- [WHAT THE TASK REQUIRES]
Count up the lines in the following listing that hold the word "ffffff", then give only that count.

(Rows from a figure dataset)
------------------------------------------------------------------------
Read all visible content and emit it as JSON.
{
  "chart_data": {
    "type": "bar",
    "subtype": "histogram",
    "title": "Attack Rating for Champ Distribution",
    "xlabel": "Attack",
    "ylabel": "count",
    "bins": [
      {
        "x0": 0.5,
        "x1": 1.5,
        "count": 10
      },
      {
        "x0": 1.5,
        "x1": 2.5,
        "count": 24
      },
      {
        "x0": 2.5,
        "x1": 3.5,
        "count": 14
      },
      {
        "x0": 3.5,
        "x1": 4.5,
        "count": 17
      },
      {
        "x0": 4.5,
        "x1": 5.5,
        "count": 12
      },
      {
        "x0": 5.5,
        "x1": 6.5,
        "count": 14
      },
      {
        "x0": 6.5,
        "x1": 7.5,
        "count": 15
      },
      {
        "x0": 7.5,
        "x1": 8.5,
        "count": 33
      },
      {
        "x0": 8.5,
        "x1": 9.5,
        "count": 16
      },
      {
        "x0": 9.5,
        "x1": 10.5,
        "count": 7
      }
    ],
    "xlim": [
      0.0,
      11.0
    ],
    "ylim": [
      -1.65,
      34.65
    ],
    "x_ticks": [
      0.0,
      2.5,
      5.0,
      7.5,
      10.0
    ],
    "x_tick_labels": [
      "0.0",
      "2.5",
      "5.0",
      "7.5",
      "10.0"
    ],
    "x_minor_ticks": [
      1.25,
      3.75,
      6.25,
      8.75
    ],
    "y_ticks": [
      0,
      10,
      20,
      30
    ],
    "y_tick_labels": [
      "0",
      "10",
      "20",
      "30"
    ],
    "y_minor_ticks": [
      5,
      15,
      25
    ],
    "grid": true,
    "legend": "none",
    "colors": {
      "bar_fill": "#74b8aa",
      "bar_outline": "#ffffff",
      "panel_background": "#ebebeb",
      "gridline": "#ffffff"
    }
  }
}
------------------------------------------------------------------------
- [EXPECTED ANSWER]
2